--- START OF INPUT RECORDS ---

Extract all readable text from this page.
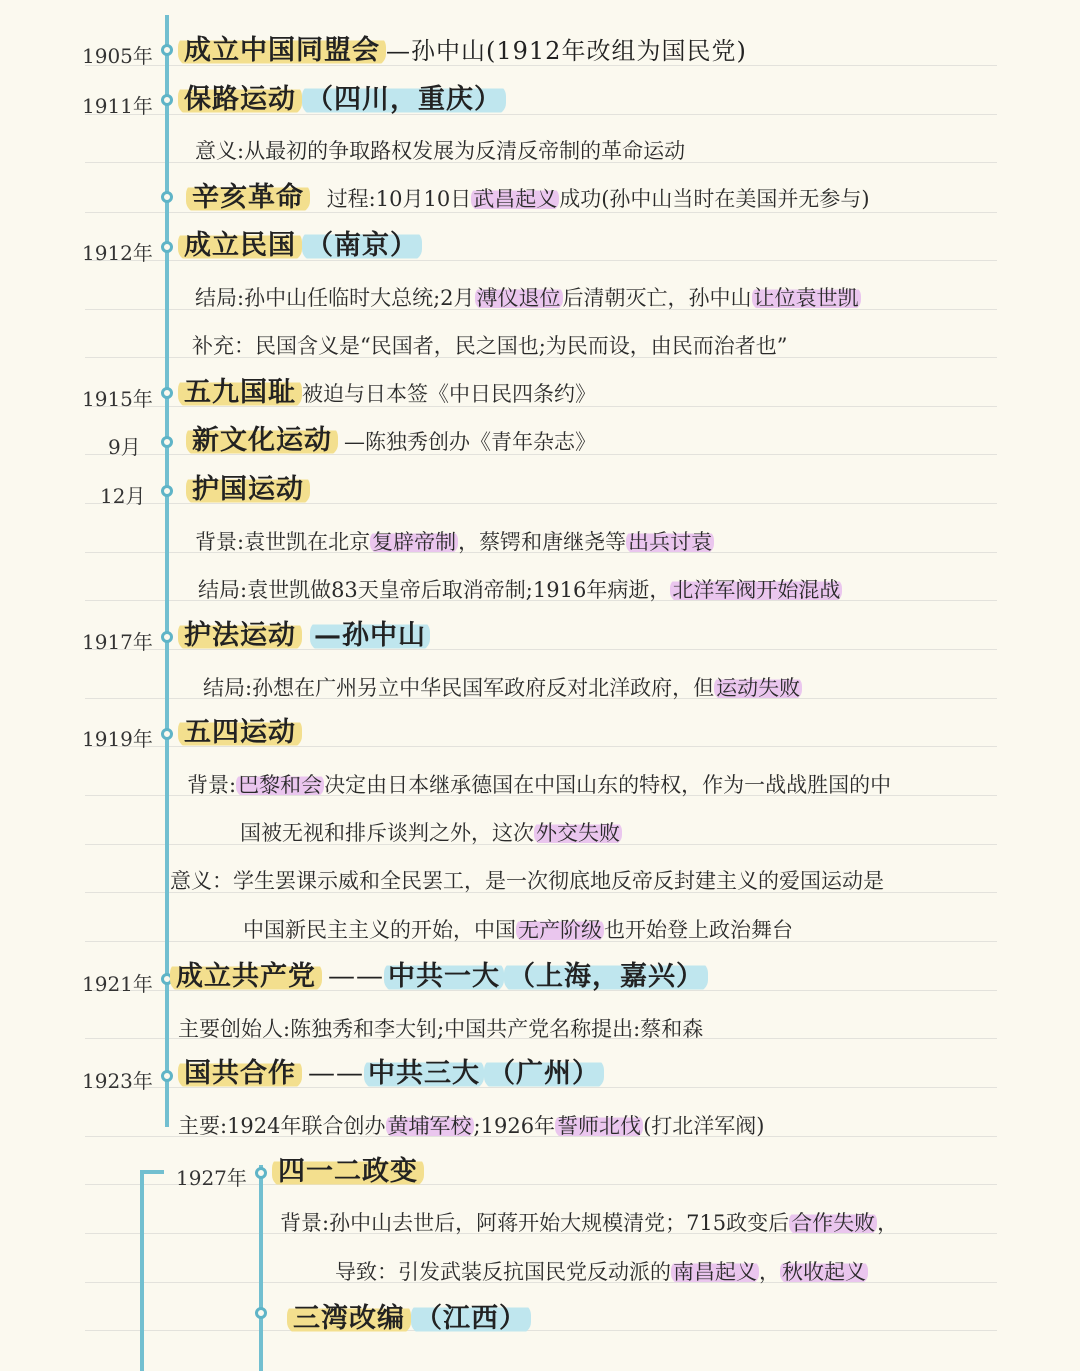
1905年 成立中国同盟会 —孙中山(1912年改组为国民党)
1911年 保路运动 （四川，重庆）
意义:从最初的争取路权发展为反清反帝制的革命运动
辛亥革命 过程:10月10日武昌起义成功(孙中山当时在美国并无参与)
1912年 成立民国 （南京）
结局:孙中山任临时大总统;2月溥仪退位后清朝灭亡，孙中山让位袁世凯
补充：民国含义是“民国者，民之国也;为民而设，由民而治者也”
1915年 五九国耻 被迫与日本签《中日民四条约》
9月 新文化运动 —陈独秀创办《青年杂志》
12月 护国运动
背景:袁世凯在北京复辟帝制，蔡锷和唐继尧等出兵讨袁
结局:袁世凯做83天皇帝后取消帝制;1916年病逝，北洋军阀开始混战
1917年 护法运动 —孙中山
结局:孙想在广州另立中华民国军政府反对北洋政府，但运动失败
1919年 五四运动
背景:巴黎和会决定由日本继承德国在中国山东的特权，作为一战战胜国的中
国被无视和排斥谈判之外，这次外交失败
意义：学生罢课示威和全民罢工，是一次彻底地反帝反封建主义的爱国运动是
中国新民主主义的开始，中国无产阶级也开始登上政治舞台
1921年 成立共产党 —— 中共一大 （上海，嘉兴）
主要创始人:陈独秀和李大钊;中国共产党名称提出:蔡和森
1923年 国共合作 —— 中共三大 （广州）
主要:1924年联合创办黄埔军校;1926年誓师北伐(打北洋军阀)
1927年 四一二政变
背景:孙中山去世后，阿蒋开始大规模清党；715政变后合作失败，
导致：引发武装反抗国民党反动派的南昌起义，秋收起义
三湾改编 （江西）
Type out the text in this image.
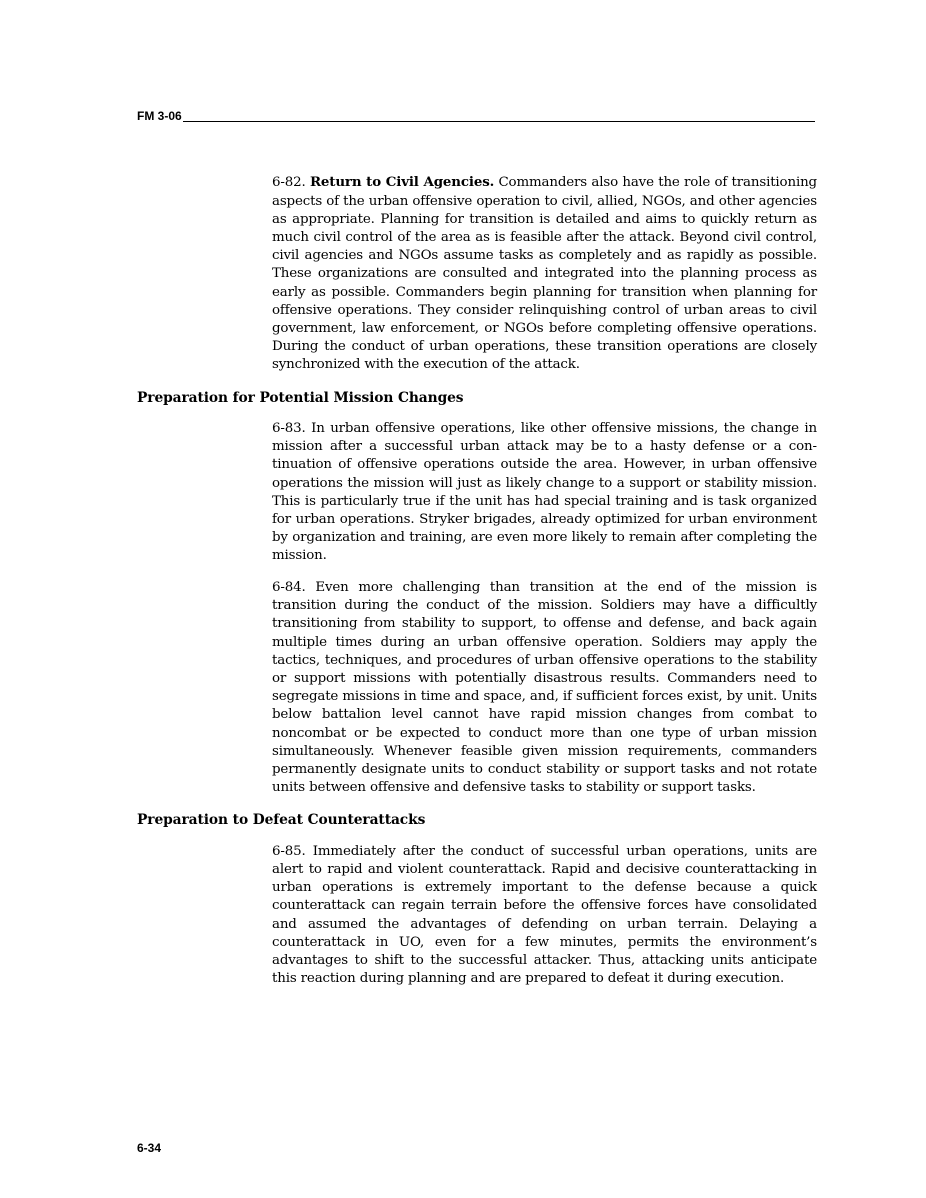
FM 3-06

6-82. Return to Civil Agencies. Commanders also have the role of transitioning aspects of the urban offensive operation to civil, allied, NGOs, and other agencies as appropriate. Planning for transition is detailed and aims to quickly return as much civil control of the area as is feasible after the attack. Beyond civil control, civil agencies and NGOs assume tasks as completely and as rapidly as possible. These organizations are consulted and integrated into the planning process as early as possible. Commanders begin planning for transition when planning for offensive operations. They consider relinquishing control of urban areas to civil government, law enforcement, or NGOs before completing offensive operations. During the conduct of urban operations, these transition operations are closely synchronized with the execution of the attack.

Preparation for Potential Mission Changes

6-83. In urban offensive operations, like other offensive missions, the change in mission after a successful urban attack may be to a hasty defense or a continuation of offensive operations outside the area. However, in urban offensive operations the mission will just as likely change to a support or stability mission. This is particularly true if the unit has had special training and is task organized for urban operations. Stryker brigades, already optimized for urban environment by organization and training, are even more likely to remain after completing the mission.

6-84. Even more challenging than transition at the end of the mission is transition during the conduct of the mission. Soldiers may have a difficultly transitioning from stability to support, to offense and defense, and back again multiple times during an urban offensive operation. Soldiers may apply the tactics, techniques, and procedures of urban offensive operations to the stability or support missions with potentially disastrous results. Commanders need to segregate missions in time and space, and, if sufficient forces exist, by unit. Units below battalion level cannot have rapid mission changes from combat to noncombat or be expected to conduct more than one type of urban mission simultaneously. Whenever feasible given mission requirements, commanders permanently designate units to conduct stability or support tasks and not rotate units between offensive and defensive tasks to stability or support tasks.

Preparation to Defeat Counterattacks

6-85. Immediately after the conduct of successful urban operations, units are alert to rapid and violent counterattack. Rapid and decisive counterattacking in urban operations is extremely important to the defense because a quick counterattack can regain terrain before the offensive forces have consolidated and assumed the advantages of defending on urban terrain. Delaying a counterattack in UO, even for a few minutes, permits the environment’s advantages to shift to the successful attacker. Thus, attacking units anticipate this reaction during planning and are prepared to defeat it during execution.

6-34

--- END OF INPUT RECORDS ---

TASK OBJECTIVE —
Reproduce the entries exactly. Do not carry over any picture.

TASK OUTPUT —
Extract all readable text from this page.
1905年 成立中国同盟会 —孙中山(1912年改组为国民党)
1911年 保路运动 （四川，重庆）
意义:从最初的争取路权发展为反清反帝制的革命运动
辛亥革命 过程:10月10日武昌起义成功(孙中山当时在美国并无参与)
1912年 成立民国 （南京）
结局:孙中山任临时大总统;2月溥仪退位后清朝灭亡，孙中山让位袁世凯
补充：民国含义是“民国者，民之国也;为民而设，由民而治者也”
1915年 五九国耻 被迫与日本签《中日民四条约》
9月 新文化运动 —陈独秀创办《青年杂志》
12月 护国运动
背景:袁世凯在北京复辟帝制，蔡锷和唐继尧等出兵讨袁
结局:袁世凯做83天皇帝后取消帝制;1916年病逝，北洋军阀开始混战
1917年 护法运动 —孙中山
结局:孙想在广州另立中华民国军政府反对北洋政府，但运动失败
1919年 五四运动
背景:巴黎和会决定由日本继承德国在中国山东的特权，作为一战战胜国的中
国被无视和排斥谈判之外，这次外交失败
意义：学生罢课示威和全民罢工，是一次彻底地反帝反封建主义的爱国运动是
中国新民主主义的开始，中国无产阶级也开始登上政治舞台
1921年 成立共产党 —— 中共一大 （上海，嘉兴）
主要创始人:陈独秀和李大钊;中国共产党名称提出:蔡和森
1923年 国共合作 —— 中共三大 （广州）
主要:1924年联合创办黄埔军校;1926年誓师北伐(打北洋军阀)
1927年 四一二政变
背景:孙中山去世后，阿蒋开始大规模清党；715政变后合作失败，
导致：引发武装反抗国民党反动派的南昌起义，秋收起义
三湾改编 （江西）
Type out the text in this image.
FM 3-06

6-82. Return to Civil Agencies. Commanders also have the role of transitioning aspects of the urban offensive operation to civil, allied, NGOs, and other agencies as appropriate. Planning for transition is detailed and aims to quickly return as much civil control of the area as is feasible after the attack. Beyond civil control, civil agencies and NGOs assume tasks as completely and as rapidly as possible. These organizations are consulted and integrated into the planning process as early as possible. Commanders begin planning for transition when planning for offensive operations. They consider relinquishing control of urban areas to civil government, law enforcement, or NGOs before completing offensive operations. During the conduct of urban operations, these transition operations are closely synchronized with the execution of the attack.

Preparation for Potential Mission Changes

6-83. In urban offensive operations, like other offensive missions, the change in mission after a successful urban attack may be to a hasty defense or a continuation of offensive operations outside the area. However, in urban offensive operations the mission will just as likely change to a support or stability mission. This is particularly true if the unit has had special training and is task organized for urban operations. Stryker brigades, already optimized for urban environment by organization and training, are even more likely to remain after completing the mission.

6-84. Even more challenging than transition at the end of the mission is transition during the conduct of the mission. Soldiers may have a difficultly transitioning from stability to support, to offense and defense, and back again multiple times during an urban offensive operation. Soldiers may apply the tactics, techniques, and procedures of urban offensive operations to the stability or support missions with potentially disastrous results. Commanders need to segregate missions in time and space, and, if sufficient forces exist, by unit. Units below battalion level cannot have rapid mission changes from combat to noncombat or be expected to conduct more than one type of urban mission simultaneously. Whenever feasible given mission requirements, commanders permanently designate units to conduct stability or support tasks and not rotate units between offensive and defensive tasks to stability or support tasks.

Preparation to Defeat Counterattacks

6-85. Immediately after the conduct of successful urban operations, units are alert to rapid and violent counterattack. Rapid and decisive counterattacking in urban operations is extremely important to the defense because a quick counterattack can regain terrain before the offensive forces have consolidated and assumed the advantages of defending on urban terrain. Delaying a counterattack in UO, even for a few minutes, permits the environment’s advantages to shift to the successful attacker. Thus, attacking units anticipate this reaction during planning and are prepared to defeat it during execution.

6-34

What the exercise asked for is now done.